● EXERCISE PROMPT:
Show all lines holding "java".

Data entries
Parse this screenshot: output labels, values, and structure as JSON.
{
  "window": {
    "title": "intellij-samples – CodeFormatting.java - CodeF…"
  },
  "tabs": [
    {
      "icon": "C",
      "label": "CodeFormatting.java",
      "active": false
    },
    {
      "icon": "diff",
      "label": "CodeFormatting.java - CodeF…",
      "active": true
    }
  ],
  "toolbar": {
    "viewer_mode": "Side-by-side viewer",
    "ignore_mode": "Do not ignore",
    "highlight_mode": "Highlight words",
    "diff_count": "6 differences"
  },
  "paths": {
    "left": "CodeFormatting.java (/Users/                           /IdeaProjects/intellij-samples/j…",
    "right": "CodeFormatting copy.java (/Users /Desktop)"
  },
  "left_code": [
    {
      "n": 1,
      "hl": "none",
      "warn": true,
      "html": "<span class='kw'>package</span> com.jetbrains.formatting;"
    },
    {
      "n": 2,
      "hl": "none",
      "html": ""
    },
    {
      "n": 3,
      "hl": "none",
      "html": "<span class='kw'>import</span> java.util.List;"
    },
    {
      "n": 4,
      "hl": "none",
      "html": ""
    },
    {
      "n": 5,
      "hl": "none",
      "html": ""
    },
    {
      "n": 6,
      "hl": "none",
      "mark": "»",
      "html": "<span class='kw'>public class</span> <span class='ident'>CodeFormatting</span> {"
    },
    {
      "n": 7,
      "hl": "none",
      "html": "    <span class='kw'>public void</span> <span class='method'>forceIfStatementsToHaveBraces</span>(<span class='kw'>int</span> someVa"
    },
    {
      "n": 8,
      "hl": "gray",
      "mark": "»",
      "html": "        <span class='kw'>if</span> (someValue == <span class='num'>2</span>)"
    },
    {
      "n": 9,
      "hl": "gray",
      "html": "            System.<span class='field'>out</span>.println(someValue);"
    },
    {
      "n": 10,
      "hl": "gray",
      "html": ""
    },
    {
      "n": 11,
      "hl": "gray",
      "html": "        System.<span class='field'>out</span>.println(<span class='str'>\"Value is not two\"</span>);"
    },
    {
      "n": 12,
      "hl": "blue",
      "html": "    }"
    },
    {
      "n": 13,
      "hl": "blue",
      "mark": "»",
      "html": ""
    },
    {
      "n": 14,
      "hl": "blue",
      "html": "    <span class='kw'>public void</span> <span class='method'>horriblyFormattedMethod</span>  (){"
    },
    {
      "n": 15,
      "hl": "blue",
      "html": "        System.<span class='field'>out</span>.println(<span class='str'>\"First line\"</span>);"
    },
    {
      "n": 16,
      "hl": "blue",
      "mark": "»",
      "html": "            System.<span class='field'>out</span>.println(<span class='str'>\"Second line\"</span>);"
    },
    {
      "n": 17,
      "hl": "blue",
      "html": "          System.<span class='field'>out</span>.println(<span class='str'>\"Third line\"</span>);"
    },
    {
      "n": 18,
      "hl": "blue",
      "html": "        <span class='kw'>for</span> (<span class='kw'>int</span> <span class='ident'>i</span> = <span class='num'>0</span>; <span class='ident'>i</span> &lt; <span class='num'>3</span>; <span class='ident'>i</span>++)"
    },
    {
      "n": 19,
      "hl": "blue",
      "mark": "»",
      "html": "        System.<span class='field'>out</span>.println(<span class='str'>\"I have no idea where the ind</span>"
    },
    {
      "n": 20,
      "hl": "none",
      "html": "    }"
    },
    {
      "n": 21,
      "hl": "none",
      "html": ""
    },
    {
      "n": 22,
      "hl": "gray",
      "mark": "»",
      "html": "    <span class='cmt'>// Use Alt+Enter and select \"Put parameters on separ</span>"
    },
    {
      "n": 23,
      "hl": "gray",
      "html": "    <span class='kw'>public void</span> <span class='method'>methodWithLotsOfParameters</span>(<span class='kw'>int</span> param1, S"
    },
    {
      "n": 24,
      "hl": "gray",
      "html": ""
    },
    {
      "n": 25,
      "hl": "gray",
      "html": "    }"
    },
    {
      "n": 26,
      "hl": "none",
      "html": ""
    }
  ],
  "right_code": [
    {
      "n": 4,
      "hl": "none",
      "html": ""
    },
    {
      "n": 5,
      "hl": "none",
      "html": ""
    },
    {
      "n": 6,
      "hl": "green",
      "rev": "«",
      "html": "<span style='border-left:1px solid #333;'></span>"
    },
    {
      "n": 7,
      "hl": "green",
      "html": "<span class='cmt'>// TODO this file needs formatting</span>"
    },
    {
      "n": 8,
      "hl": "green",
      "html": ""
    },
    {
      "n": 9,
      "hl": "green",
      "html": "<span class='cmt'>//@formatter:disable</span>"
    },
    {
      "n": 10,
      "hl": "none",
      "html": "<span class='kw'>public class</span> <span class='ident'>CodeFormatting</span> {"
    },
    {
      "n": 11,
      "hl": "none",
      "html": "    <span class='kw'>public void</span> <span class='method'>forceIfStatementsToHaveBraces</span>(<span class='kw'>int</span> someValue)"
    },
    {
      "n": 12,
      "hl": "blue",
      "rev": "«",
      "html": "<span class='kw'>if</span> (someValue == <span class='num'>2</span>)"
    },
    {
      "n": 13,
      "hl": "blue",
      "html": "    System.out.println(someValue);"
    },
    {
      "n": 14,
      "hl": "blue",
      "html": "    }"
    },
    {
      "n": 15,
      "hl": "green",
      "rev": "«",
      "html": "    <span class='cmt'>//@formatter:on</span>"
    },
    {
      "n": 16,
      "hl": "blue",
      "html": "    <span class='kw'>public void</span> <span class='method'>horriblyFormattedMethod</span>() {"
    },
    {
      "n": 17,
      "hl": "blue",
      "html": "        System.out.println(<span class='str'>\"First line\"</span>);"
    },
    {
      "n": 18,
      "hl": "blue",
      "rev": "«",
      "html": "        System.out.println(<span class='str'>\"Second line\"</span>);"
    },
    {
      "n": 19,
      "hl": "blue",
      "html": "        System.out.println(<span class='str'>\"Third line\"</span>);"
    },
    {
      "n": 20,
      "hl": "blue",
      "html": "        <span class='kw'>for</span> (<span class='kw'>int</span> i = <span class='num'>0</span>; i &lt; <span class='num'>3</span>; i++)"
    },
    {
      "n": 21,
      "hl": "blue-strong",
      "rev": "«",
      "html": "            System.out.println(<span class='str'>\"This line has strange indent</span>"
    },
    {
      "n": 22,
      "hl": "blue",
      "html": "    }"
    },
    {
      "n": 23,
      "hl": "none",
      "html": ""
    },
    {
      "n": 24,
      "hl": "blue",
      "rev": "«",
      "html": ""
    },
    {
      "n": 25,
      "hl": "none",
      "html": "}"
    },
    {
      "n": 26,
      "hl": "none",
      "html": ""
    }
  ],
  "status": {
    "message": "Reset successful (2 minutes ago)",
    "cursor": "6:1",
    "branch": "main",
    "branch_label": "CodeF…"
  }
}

● FULL RESPONSE:
    "title": "intellij-samples – CodeFormatting.java - CodeF…"
      "label": "CodeFormatting.java",
      "label": "CodeFormatting.java - CodeF…",
    "left": "CodeFormatting.java (/Users/                           /IdeaProjects/intellij-samples/j…",
    "right": "CodeFormatting copy.java (/Users /Desktop)"
      "html": "<span class='kw'>import</span> java.util.List;"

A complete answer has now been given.